**EXERCISE DETAILS**: Tell how many lines in the records contain the word "bras"; the number alone is the answer.

⁂

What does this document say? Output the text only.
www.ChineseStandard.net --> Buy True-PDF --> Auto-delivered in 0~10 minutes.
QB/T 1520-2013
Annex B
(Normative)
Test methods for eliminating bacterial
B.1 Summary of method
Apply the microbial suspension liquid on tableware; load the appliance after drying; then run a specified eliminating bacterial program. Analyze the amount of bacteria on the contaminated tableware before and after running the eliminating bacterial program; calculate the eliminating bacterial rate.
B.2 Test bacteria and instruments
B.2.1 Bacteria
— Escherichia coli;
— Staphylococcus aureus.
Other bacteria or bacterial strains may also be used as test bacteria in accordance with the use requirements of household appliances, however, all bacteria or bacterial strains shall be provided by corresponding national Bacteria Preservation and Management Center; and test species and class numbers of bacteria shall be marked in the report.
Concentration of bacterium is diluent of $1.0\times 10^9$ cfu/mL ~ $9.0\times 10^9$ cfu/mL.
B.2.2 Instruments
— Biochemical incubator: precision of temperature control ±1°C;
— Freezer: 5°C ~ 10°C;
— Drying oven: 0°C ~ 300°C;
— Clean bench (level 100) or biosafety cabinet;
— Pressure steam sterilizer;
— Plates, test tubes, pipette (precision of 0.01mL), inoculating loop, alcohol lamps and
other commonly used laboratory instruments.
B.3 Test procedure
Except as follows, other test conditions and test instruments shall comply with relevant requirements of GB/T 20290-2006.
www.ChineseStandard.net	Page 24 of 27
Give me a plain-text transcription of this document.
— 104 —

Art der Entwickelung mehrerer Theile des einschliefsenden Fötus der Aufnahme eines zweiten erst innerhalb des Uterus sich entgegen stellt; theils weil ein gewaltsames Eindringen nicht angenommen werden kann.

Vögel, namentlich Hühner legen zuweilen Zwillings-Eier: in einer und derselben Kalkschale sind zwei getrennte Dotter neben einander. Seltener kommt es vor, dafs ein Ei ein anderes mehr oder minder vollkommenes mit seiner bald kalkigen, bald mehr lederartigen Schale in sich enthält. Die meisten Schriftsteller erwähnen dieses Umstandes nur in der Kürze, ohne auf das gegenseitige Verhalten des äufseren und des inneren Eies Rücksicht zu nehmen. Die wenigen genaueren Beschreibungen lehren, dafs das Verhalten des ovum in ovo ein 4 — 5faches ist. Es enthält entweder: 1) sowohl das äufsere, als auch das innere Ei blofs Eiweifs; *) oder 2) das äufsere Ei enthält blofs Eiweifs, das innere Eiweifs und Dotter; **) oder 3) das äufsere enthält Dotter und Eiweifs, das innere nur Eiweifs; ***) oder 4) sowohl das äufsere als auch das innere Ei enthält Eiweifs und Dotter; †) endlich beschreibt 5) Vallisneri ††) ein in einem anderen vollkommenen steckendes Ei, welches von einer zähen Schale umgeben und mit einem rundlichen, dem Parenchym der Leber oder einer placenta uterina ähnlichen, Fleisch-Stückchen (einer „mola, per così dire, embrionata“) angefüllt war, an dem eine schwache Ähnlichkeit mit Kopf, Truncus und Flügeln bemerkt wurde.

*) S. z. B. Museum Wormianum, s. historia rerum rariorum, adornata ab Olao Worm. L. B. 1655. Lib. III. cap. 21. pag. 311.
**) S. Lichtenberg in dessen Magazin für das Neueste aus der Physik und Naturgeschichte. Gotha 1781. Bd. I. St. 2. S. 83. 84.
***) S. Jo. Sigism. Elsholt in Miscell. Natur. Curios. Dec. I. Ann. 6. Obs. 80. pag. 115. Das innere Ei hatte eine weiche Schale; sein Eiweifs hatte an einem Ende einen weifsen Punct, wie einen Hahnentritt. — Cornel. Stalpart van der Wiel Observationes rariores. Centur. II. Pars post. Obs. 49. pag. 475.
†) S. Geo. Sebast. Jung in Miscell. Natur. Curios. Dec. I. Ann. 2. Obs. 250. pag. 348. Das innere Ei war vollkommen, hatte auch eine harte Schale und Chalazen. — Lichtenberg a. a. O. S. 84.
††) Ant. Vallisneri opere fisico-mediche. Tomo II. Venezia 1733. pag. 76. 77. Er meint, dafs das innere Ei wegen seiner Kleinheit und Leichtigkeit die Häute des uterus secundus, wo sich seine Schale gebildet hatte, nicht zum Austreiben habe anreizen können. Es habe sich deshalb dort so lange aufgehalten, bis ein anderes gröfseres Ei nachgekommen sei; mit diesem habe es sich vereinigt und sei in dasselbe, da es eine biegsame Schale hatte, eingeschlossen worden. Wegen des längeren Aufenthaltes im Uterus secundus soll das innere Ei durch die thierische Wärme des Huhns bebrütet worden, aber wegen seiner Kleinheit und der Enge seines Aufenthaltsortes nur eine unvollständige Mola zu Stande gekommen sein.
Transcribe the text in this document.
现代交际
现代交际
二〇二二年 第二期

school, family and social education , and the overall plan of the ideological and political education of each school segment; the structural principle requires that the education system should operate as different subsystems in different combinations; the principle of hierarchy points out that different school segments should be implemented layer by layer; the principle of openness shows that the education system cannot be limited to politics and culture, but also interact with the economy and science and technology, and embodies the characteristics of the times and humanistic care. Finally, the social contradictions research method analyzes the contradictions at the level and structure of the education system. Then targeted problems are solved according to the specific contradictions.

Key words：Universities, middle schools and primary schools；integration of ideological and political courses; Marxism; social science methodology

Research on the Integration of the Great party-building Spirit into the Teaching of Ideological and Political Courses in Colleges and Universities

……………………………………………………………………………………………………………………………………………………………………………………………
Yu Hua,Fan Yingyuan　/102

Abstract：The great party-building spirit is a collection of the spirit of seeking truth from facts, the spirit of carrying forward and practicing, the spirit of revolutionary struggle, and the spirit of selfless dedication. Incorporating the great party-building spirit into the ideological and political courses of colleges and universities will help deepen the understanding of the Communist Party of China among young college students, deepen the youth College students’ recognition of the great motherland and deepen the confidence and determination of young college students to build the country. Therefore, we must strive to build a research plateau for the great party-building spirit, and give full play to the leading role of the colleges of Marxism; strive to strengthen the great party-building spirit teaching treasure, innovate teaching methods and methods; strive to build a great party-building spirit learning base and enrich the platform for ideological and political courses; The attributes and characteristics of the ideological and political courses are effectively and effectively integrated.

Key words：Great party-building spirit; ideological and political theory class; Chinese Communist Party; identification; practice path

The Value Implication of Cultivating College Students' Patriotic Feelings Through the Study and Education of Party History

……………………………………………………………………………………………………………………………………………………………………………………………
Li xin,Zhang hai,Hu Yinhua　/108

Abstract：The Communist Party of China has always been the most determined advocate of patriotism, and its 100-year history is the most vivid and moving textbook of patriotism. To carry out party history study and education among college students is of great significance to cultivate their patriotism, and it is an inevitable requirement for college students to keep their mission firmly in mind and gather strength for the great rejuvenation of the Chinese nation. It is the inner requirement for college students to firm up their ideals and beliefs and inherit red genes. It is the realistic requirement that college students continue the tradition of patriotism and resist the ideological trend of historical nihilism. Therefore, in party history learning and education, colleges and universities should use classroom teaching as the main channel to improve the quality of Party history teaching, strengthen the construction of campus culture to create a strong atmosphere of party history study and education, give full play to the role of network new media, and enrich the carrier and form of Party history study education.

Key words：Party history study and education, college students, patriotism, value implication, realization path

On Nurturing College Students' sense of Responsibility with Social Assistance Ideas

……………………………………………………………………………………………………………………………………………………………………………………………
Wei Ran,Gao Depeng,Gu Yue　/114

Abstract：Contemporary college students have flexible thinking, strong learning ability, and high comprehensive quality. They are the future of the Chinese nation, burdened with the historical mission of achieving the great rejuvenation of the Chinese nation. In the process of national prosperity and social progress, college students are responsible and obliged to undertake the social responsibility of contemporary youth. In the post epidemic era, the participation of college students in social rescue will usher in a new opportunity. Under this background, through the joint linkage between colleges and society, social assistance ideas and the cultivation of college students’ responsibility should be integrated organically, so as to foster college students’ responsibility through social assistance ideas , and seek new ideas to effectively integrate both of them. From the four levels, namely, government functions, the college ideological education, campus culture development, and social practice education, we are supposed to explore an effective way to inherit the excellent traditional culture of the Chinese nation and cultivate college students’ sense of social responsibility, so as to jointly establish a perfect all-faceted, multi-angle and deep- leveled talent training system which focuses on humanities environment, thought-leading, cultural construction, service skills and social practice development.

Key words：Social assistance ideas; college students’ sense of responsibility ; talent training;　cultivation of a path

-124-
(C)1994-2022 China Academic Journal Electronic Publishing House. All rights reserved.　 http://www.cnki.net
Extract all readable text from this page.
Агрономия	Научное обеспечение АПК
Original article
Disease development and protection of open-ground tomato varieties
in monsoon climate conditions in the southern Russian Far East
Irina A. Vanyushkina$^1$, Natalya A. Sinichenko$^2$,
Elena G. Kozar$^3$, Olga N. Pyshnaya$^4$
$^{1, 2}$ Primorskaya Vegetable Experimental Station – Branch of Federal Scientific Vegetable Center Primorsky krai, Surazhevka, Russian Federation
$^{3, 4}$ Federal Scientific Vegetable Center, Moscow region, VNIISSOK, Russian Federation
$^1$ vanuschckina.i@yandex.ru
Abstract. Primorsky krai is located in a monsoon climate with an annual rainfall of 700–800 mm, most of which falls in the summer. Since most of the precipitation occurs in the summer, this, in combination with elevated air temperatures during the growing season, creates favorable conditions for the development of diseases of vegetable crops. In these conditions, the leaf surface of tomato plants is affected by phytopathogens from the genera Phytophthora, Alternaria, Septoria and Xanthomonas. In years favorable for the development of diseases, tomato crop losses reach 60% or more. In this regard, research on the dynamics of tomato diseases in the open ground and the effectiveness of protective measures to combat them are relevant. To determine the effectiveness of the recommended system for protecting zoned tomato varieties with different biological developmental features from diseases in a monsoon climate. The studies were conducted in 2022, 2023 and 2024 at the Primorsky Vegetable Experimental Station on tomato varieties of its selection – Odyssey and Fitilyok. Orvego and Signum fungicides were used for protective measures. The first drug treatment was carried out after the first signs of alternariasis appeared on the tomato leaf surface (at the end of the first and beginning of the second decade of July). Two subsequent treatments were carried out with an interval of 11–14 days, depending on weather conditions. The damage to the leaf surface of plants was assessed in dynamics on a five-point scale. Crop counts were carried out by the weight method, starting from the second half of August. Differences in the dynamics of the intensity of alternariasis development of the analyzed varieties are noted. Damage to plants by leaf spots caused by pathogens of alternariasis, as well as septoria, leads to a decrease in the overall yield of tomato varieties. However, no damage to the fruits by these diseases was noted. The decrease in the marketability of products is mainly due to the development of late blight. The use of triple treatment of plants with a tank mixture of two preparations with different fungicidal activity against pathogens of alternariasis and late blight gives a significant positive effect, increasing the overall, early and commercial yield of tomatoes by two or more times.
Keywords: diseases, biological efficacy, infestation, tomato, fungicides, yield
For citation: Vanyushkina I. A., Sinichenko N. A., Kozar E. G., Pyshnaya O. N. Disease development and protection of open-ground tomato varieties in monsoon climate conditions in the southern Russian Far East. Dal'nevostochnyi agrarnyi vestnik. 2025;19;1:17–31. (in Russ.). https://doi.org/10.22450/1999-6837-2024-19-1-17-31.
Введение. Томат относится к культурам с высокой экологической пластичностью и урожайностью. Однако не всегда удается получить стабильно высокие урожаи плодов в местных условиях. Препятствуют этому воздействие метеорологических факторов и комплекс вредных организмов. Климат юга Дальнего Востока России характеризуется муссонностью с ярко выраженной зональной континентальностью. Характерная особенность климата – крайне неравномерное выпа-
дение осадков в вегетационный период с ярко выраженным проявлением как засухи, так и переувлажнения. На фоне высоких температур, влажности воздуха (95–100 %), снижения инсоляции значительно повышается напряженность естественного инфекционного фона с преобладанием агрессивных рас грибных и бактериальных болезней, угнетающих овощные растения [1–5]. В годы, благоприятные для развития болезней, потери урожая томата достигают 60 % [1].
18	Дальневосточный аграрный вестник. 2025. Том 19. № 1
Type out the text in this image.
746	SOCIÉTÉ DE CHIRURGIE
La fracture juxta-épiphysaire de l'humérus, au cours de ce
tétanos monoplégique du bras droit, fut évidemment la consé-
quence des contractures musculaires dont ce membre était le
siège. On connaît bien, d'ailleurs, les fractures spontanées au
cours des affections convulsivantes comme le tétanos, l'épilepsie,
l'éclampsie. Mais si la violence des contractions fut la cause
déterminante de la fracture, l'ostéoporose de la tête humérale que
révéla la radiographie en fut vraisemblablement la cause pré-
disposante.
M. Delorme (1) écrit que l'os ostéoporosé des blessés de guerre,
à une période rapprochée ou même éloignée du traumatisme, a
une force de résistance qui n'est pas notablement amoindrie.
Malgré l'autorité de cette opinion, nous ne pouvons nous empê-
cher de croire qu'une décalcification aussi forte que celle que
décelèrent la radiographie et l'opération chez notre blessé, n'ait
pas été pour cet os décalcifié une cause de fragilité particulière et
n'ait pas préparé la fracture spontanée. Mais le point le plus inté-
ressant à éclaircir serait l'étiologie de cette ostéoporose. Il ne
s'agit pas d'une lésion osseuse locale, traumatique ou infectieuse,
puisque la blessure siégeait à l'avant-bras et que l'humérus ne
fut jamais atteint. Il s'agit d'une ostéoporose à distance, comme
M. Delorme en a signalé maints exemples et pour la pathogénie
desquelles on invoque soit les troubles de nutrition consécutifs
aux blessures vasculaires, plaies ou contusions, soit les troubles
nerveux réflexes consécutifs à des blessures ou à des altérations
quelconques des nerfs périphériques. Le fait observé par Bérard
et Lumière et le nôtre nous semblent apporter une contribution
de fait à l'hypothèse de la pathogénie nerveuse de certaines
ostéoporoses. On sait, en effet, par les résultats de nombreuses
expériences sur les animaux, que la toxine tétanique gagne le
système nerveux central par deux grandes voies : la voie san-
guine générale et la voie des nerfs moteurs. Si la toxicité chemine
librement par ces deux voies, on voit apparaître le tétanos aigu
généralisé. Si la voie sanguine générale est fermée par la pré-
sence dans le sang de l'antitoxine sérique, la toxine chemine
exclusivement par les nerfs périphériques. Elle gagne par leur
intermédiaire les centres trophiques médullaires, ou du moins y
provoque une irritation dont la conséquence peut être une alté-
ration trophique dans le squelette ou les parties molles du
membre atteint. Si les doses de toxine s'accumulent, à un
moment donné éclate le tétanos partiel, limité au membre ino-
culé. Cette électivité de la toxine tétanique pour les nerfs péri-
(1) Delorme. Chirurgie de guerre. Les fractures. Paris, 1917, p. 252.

⁂

**TASK RESULT**: 2